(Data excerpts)
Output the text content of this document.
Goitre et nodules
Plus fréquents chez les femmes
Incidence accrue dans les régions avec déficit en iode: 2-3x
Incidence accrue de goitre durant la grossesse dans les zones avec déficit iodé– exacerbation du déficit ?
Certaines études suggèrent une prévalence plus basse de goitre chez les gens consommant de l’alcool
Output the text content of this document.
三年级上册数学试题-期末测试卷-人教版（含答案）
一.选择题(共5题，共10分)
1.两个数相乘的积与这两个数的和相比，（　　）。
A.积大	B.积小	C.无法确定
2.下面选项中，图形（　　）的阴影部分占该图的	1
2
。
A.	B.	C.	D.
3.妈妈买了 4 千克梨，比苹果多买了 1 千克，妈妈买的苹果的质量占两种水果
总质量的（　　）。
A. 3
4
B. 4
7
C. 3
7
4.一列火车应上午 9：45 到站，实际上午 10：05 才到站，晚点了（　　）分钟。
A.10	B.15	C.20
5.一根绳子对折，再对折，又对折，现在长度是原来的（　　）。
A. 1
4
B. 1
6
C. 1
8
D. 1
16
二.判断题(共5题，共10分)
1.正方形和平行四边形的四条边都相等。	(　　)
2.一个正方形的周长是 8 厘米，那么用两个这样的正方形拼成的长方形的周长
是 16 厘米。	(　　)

Aim of the task:
Write down all the entries again without a single difference.

The solution:
Output the text content of this document.
Goitre et nodules
Plus fréquents chez les femmes
Incidence accrue dans les régions avec déficit en iode: 2-3x
Incidence accrue de goitre durant la grossesse dans les zones avec déficit iodé– exacerbation du déficit ?
Certaines études suggèrent une prévalence plus basse de goitre chez les gens consommant de l’alcool
Output the text content of this document.
三年级上册数学试题-期末测试卷-人教版（含答案）
一.选择题(共5题，共10分)
1.两个数相乘的积与这两个数的和相比，（　　）。
A.积大	B.积小	C.无法确定
2.下面选项中，图形（　　）的阴影部分占该图的	1
2
。
A.	B.	C.	D.
3.妈妈买了 4 千克梨，比苹果多买了 1 千克，妈妈买的苹果的质量占两种水果
总质量的（　　）。
A. 3
4
B. 4
7
C. 3
7
4.一列火车应上午 9：45 到站，实际上午 10：05 才到站，晚点了（　　）分钟。
A.10	B.15	C.20
5.一根绳子对折，再对折，又对折，现在长度是原来的（　　）。
A. 1
4
B. 1
6
C. 1
8
D. 1
16
二.判断题(共5题，共10分)
1.正方形和平行四边形的四条边都相等。	(　　)
2.一个正方形的周长是 8 厘米，那么用两个这样的正方形拼成的长方形的周长
是 16 厘米。	(　　)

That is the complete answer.